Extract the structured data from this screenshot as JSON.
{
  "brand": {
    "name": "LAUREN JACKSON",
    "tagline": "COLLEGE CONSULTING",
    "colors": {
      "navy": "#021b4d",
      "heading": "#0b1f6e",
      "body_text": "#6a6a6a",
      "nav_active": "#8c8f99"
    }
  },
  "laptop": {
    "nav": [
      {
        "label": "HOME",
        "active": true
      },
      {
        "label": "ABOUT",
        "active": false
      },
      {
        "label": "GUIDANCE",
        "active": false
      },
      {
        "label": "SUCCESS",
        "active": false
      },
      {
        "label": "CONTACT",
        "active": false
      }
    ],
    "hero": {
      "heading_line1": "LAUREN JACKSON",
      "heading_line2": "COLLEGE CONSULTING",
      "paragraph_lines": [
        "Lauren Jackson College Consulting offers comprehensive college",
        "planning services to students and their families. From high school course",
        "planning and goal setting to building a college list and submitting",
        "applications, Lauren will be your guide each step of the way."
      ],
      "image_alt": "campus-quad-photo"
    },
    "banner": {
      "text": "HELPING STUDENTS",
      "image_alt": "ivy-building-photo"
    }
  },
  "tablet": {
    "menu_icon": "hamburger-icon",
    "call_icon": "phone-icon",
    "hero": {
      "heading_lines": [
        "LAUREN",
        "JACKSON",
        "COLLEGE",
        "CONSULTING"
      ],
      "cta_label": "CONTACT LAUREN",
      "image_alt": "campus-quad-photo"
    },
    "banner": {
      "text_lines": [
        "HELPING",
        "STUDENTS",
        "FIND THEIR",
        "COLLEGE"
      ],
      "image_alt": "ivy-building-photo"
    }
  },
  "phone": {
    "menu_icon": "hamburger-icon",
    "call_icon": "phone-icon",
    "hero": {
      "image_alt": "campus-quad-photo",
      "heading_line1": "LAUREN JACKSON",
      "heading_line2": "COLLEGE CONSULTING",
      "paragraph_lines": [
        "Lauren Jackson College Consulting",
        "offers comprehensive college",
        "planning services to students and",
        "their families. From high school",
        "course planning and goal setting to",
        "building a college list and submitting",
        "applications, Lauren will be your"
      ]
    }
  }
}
──────
_Objective_
Each record must be returned exactly as it is written.

_Solution for this exercise_
Extract the structured data from this screenshot as JSON.
{
  "brand": {
    "name": "LAUREN JACKSON",
    "tagline": "COLLEGE CONSULTING",
    "colors": {
      "navy": "#021b4d",
      "heading": "#0b1f6e",
      "body_text": "#6a6a6a",
      "nav_active": "#8c8f99"
    }
  },
  "laptop": {
    "nav": [
      {
        "label": "HOME",
        "active": true
      },
      {
        "label": "ABOUT",
        "active": false
      },
      {
        "label": "GUIDANCE",
        "active": false
      },
      {
        "label": "SUCCESS",
        "active": false
      },
      {
        "label": "CONTACT",
        "active": false
      }
    ],
    "hero": {
      "heading_line1": "LAUREN JACKSON",
      "heading_line2": "COLLEGE CONSULTING",
      "paragraph_lines": [
        "Lauren Jackson College Consulting offers comprehensive college",
        "planning services to students and their families. From high school course",
        "planning and goal setting to building a college list and submitting",
        "applications, Lauren will be your guide each step of the way."
      ],
      "image_alt": "campus-quad-photo"
    },
    "banner": {
      "text": "HELPING STUDENTS",
      "image_alt": "ivy-building-photo"
    }
  },
  "tablet": {
    "menu_icon": "hamburger-icon",
    "call_icon": "phone-icon",
    "hero": {
      "heading_lines": [
        "LAUREN",
        "JACKSON",
        "COLLEGE",
        "CONSULTING"
      ],
      "cta_label": "CONTACT LAUREN",
      "image_alt": "campus-quad-photo"
    },
    "banner": {
      "text_lines": [
        "HELPING",
        "STUDENTS",
        "FIND THEIR",
        "COLLEGE"
      ],
      "image_alt": "ivy-building-photo"
    }
  },
  "phone": {
    "menu_icon": "hamburger-icon",
    "call_icon": "phone-icon",
    "hero": {
      "image_alt": "campus-quad-photo",
      "heading_line1": "LAUREN JACKSON",
      "heading_line2": "COLLEGE CONSULTING",
      "paragraph_lines": [
        "Lauren Jackson College Consulting",
        "offers comprehensive college",
        "planning services to students and",
        "their families. From high school",
        "course planning and goal setting to",
        "building a college list and submitting",
        "applications, Lauren will be your"
      ]
    }
  }
}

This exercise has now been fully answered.